### WRITTEN TASK
Render the material again word for word, skipping the pictures in it.

[start EXTRACTED INFORMATION]

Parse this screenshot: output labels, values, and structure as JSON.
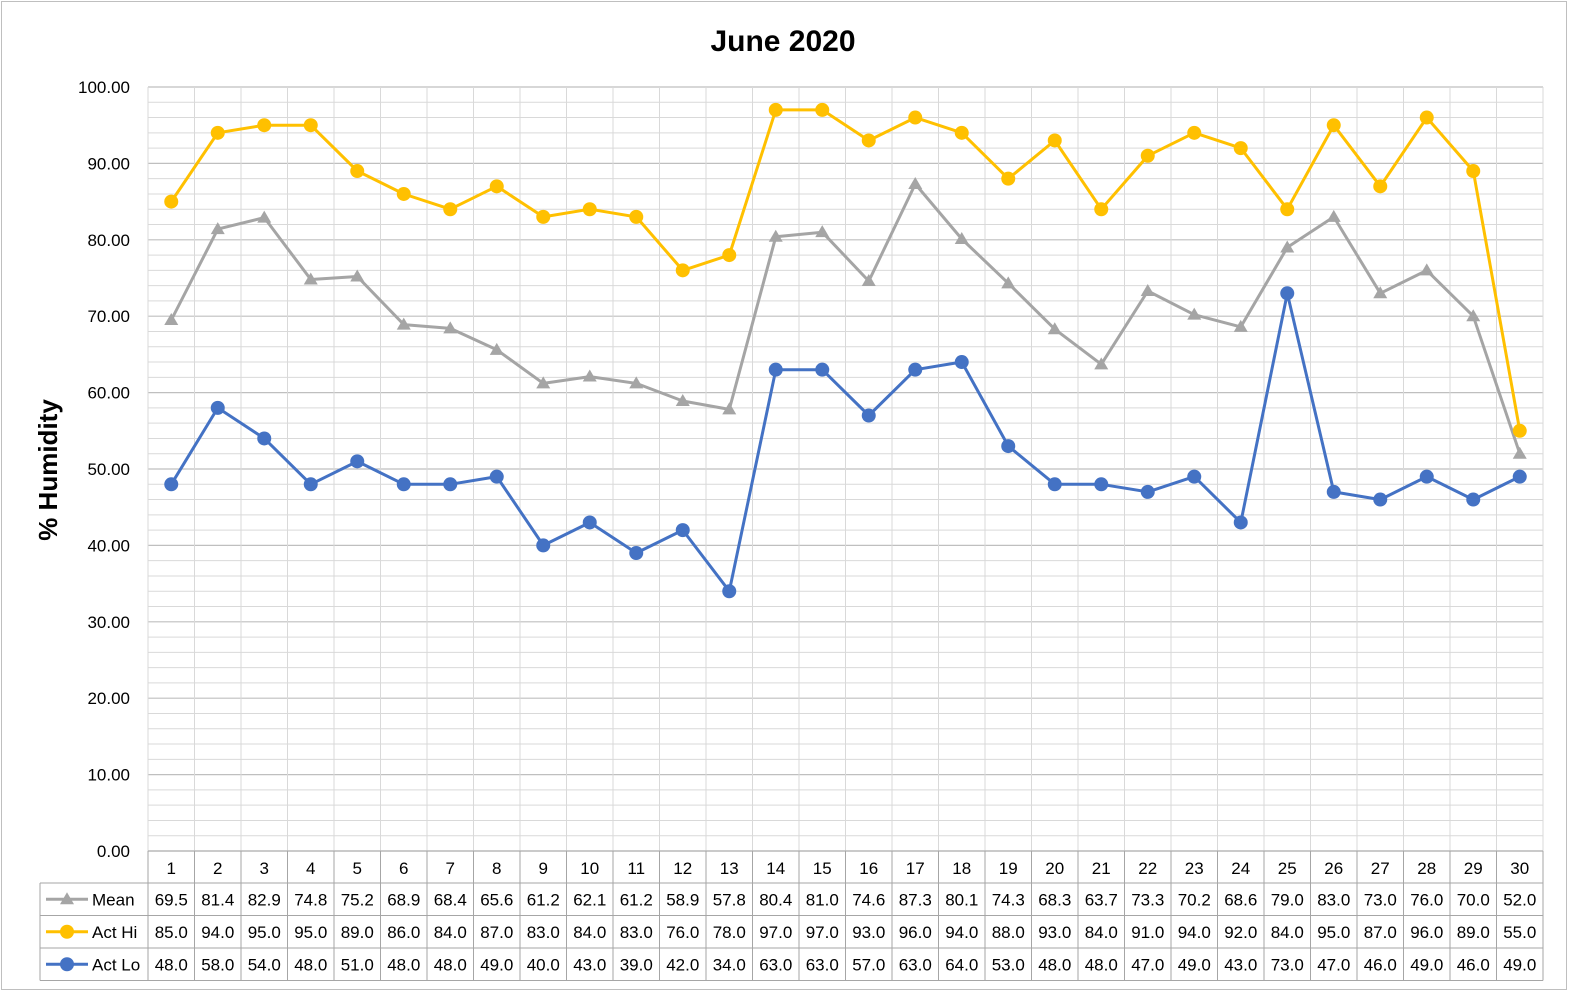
{
  "chart_data": {
    "type": "line",
    "title": "June 2020",
    "xlabel": "",
    "ylabel": "% Humidity",
    "ylim": [
      0,
      100
    ],
    "y_major_step": 10,
    "y_minor_step": 2,
    "y_tick_decimals": 2,
    "grid": true,
    "legend": "data-table",
    "categories": [
      "1",
      "2",
      "3",
      "4",
      "5",
      "6",
      "7",
      "8",
      "9",
      "10",
      "11",
      "12",
      "13",
      "14",
      "15",
      "16",
      "17",
      "18",
      "19",
      "20",
      "21",
      "22",
      "23",
      "24",
      "25",
      "26",
      "27",
      "28",
      "29",
      "30"
    ],
    "series": [
      {
        "name": "Mean",
        "color": "#a5a5a5",
        "marker": "triangle",
        "values": [
          69.5,
          81.4,
          82.9,
          74.8,
          75.2,
          68.9,
          68.4,
          65.6,
          61.2,
          62.1,
          61.2,
          58.9,
          57.8,
          80.4,
          81.0,
          74.6,
          87.3,
          80.1,
          74.3,
          68.3,
          63.7,
          73.3,
          70.2,
          68.6,
          79.0,
          83.0,
          73.0,
          76.0,
          70.0,
          52.0
        ]
      },
      {
        "name": "Act Hi",
        "color": "#ffc000",
        "marker": "circle",
        "values": [
          85.0,
          94.0,
          95.0,
          95.0,
          89.0,
          86.0,
          84.0,
          87.0,
          83.0,
          84.0,
          83.0,
          76.0,
          78.0,
          97.0,
          97.0,
          93.0,
          96.0,
          94.0,
          88.0,
          93.0,
          84.0,
          91.0,
          94.0,
          92.0,
          84.0,
          95.0,
          87.0,
          96.0,
          89.0,
          55.0
        ]
      },
      {
        "name": "Act Lo",
        "color": "#4472c4",
        "marker": "circle",
        "values": [
          48.0,
          58.0,
          54.0,
          48.0,
          51.0,
          48.0,
          48.0,
          49.0,
          40.0,
          43.0,
          39.0,
          42.0,
          34.0,
          63.0,
          63.0,
          57.0,
          63.0,
          64.0,
          53.0,
          48.0,
          48.0,
          47.0,
          49.0,
          43.0,
          73.0,
          47.0,
          46.0,
          49.0,
          46.0,
          49.0
        ]
      }
    ]
  }
}
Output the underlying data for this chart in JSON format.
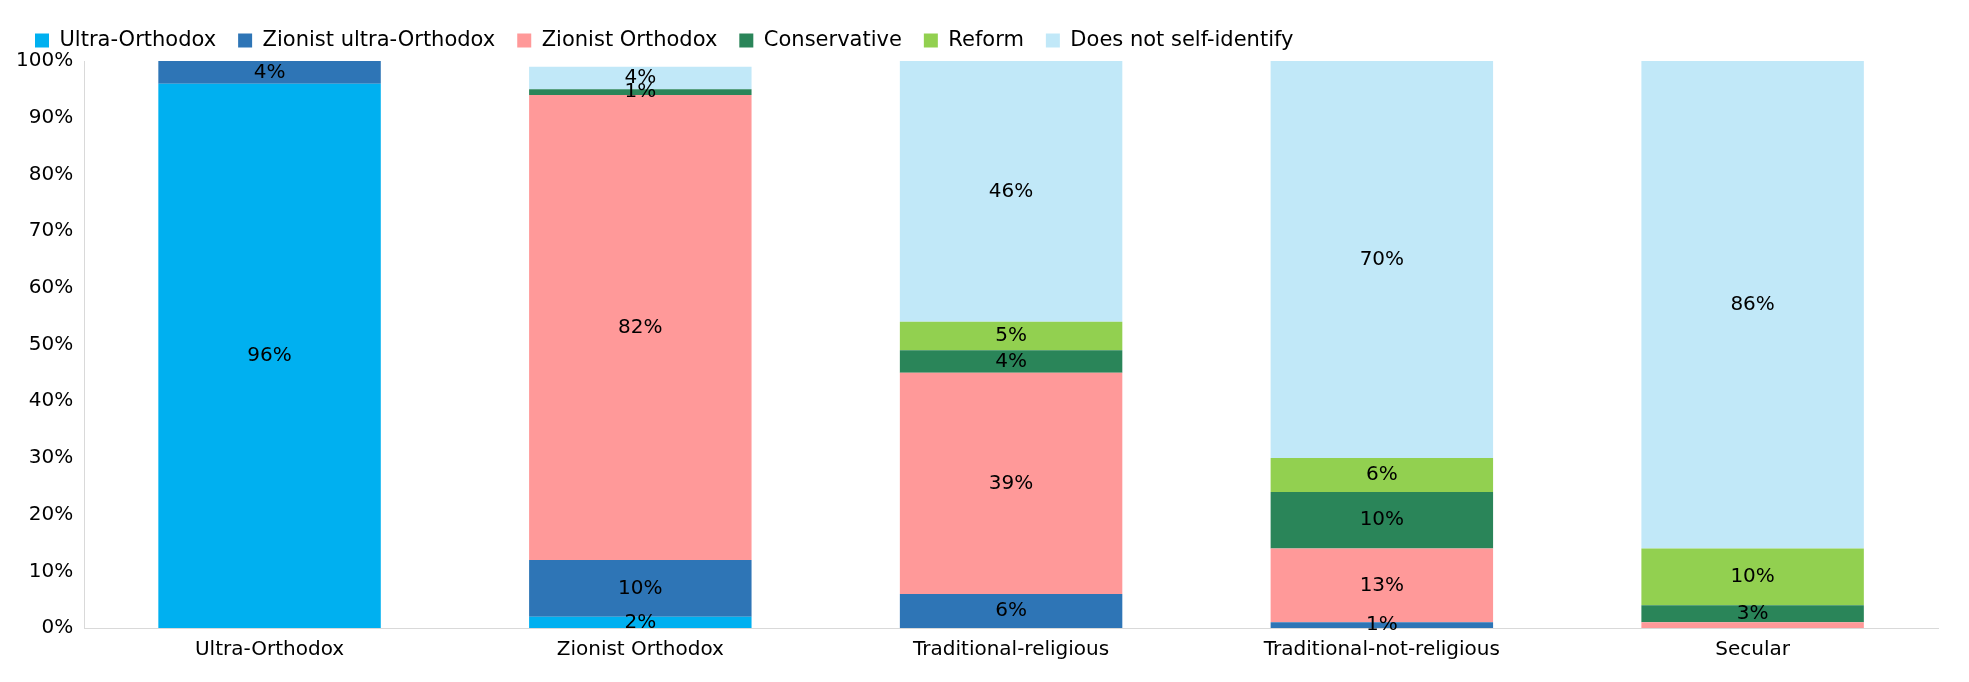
{
  "chart_data": {
    "type": "bar",
    "stacked": true,
    "legend": "top",
    "grid": false,
    "categories": [
      "Ultra-Orthodox",
      "Zionist Orthodox",
      "Traditional-religious",
      "Traditional-not-religious",
      "Secular"
    ],
    "ylim": [
      0,
      100
    ],
    "yticks": [
      {
        "value": 0,
        "label": "0%"
      },
      {
        "value": 10,
        "label": "10%"
      },
      {
        "value": 20,
        "label": "20%"
      },
      {
        "value": 30,
        "label": "30%"
      },
      {
        "value": 40,
        "label": "40%"
      },
      {
        "value": 50,
        "label": "50%"
      },
      {
        "value": 60,
        "label": "60%"
      },
      {
        "value": 70,
        "label": "70%"
      },
      {
        "value": 80,
        "label": "80%"
      },
      {
        "value": 90,
        "label": "90%"
      },
      {
        "value": 100,
        "label": "100%"
      }
    ],
    "series": [
      {
        "name": "Ultra-Orthodox",
        "color": "#00b0f0",
        "values": [
          96,
          2,
          null,
          null,
          null
        ],
        "value_labels": [
          "96%",
          "2%",
          null,
          null,
          null
        ]
      },
      {
        "name": "Zionist ultra-Orthodox",
        "color": "#2e75b6",
        "values": [
          4,
          10,
          6,
          1,
          null
        ],
        "value_labels": [
          "4%",
          "10%",
          "6%",
          "1%",
          null
        ]
      },
      {
        "name": "Zionist Orthodox",
        "color": "#ff9999",
        "values": [
          null,
          82,
          39,
          13,
          1
        ],
        "value_labels": [
          null,
          "82%",
          "39%",
          "13%",
          null
        ]
      },
      {
        "name": "Conservative",
        "color": "#2a8559",
        "values": [
          null,
          1,
          4,
          10,
          3
        ],
        "value_labels": [
          null,
          "1%",
          "4%",
          "10%",
          "3%"
        ]
      },
      {
        "name": "Reform",
        "color": "#92d050",
        "values": [
          null,
          null,
          5,
          6,
          10
        ],
        "value_labels": [
          null,
          null,
          "5%",
          "6%",
          "10%"
        ]
      },
      {
        "name": "Does not self-identify",
        "color": "#c1e8f8",
        "values": [
          null,
          4,
          46,
          70,
          86
        ],
        "value_labels": [
          null,
          "4%",
          "46%",
          "70%",
          "86%"
        ]
      }
    ]
  }
}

[end EXTRACTED INFORMATION]

### SOLUTION TO THIS TASK
Parse this screenshot: output labels, values, and structure as JSON.
{
  "chart_data": {
    "type": "line",
    "title": "June 2020",
    "xlabel": "",
    "ylabel": "% Humidity",
    "ylim": [
      0,
      100
    ],
    "y_major_step": 10,
    "y_minor_step": 2,
    "y_tick_decimals": 2,
    "grid": true,
    "legend": "data-table",
    "categories": [
      "1",
      "2",
      "3",
      "4",
      "5",
      "6",
      "7",
      "8",
      "9",
      "10",
      "11",
      "12",
      "13",
      "14",
      "15",
      "16",
      "17",
      "18",
      "19",
      "20",
      "21",
      "22",
      "23",
      "24",
      "25",
      "26",
      "27",
      "28",
      "29",
      "30"
    ],
    "series": [
      {
        "name": "Mean",
        "color": "#a5a5a5",
        "marker": "triangle",
        "values": [
          69.5,
          81.4,
          82.9,
          74.8,
          75.2,
          68.9,
          68.4,
          65.6,
          61.2,
          62.1,
          61.2,
          58.9,
          57.8,
          80.4,
          81.0,
          74.6,
          87.3,
          80.1,
          74.3,
          68.3,
          63.7,
          73.3,
          70.2,
          68.6,
          79.0,
          83.0,
          73.0,
          76.0,
          70.0,
          52.0
        ]
      },
      {
        "name": "Act Hi",
        "color": "#ffc000",
        "marker": "circle",
        "values": [
          85.0,
          94.0,
          95.0,
          95.0,
          89.0,
          86.0,
          84.0,
          87.0,
          83.0,
          84.0,
          83.0,
          76.0,
          78.0,
          97.0,
          97.0,
          93.0,
          96.0,
          94.0,
          88.0,
          93.0,
          84.0,
          91.0,
          94.0,
          92.0,
          84.0,
          95.0,
          87.0,
          96.0,
          89.0,
          55.0
        ]
      },
      {
        "name": "Act Lo",
        "color": "#4472c4",
        "marker": "circle",
        "values": [
          48.0,
          58.0,
          54.0,
          48.0,
          51.0,
          48.0,
          48.0,
          49.0,
          40.0,
          43.0,
          39.0,
          42.0,
          34.0,
          63.0,
          63.0,
          57.0,
          63.0,
          64.0,
          53.0,
          48.0,
          48.0,
          47.0,
          49.0,
          43.0,
          73.0,
          47.0,
          46.0,
          49.0,
          46.0,
          49.0
        ]
      }
    ]
  }
}
Output the underlying data for this chart in JSON format.
{
  "chart_data": {
    "type": "bar",
    "stacked": true,
    "legend": "top",
    "grid": false,
    "categories": [
      "Ultra-Orthodox",
      "Zionist Orthodox",
      "Traditional-religious",
      "Traditional-not-religious",
      "Secular"
    ],
    "ylim": [
      0,
      100
    ],
    "yticks": [
      {
        "value": 0,
        "label": "0%"
      },
      {
        "value": 10,
        "label": "10%"
      },
      {
        "value": 20,
        "label": "20%"
      },
      {
        "value": 30,
        "label": "30%"
      },
      {
        "value": 40,
        "label": "40%"
      },
      {
        "value": 50,
        "label": "50%"
      },
      {
        "value": 60,
        "label": "60%"
      },
      {
        "value": 70,
        "label": "70%"
      },
      {
        "value": 80,
        "label": "80%"
      },
      {
        "value": 90,
        "label": "90%"
      },
      {
        "value": 100,
        "label": "100%"
      }
    ],
    "series": [
      {
        "name": "Ultra-Orthodox",
        "color": "#00b0f0",
        "values": [
          96,
          2,
          null,
          null,
          null
        ],
        "value_labels": [
          "96%",
          "2%",
          null,
          null,
          null
        ]
      },
      {
        "name": "Zionist ultra-Orthodox",
        "color": "#2e75b6",
        "values": [
          4,
          10,
          6,
          1,
          null
        ],
        "value_labels": [
          "4%",
          "10%",
          "6%",
          "1%",
          null
        ]
      },
      {
        "name": "Zionist Orthodox",
        "color": "#ff9999",
        "values": [
          null,
          82,
          39,
          13,
          1
        ],
        "value_labels": [
          null,
          "82%",
          "39%",
          "13%",
          null
        ]
      },
      {
        "name": "Conservative",
        "color": "#2a8559",
        "values": [
          null,
          1,
          4,
          10,
          3
        ],
        "value_labels": [
          null,
          "1%",
          "4%",
          "10%",
          "3%"
        ]
      },
      {
        "name": "Reform",
        "color": "#92d050",
        "values": [
          null,
          null,
          5,
          6,
          10
        ],
        "value_labels": [
          null,
          null,
          "5%",
          "6%",
          "10%"
        ]
      },
      {
        "name": "Does not self-identify",
        "color": "#c1e8f8",
        "values": [
          null,
          4,
          46,
          70,
          86
        ],
        "value_labels": [
          null,
          "4%",
          "46%",
          "70%",
          "86%"
        ]
      }
    ]
  }
}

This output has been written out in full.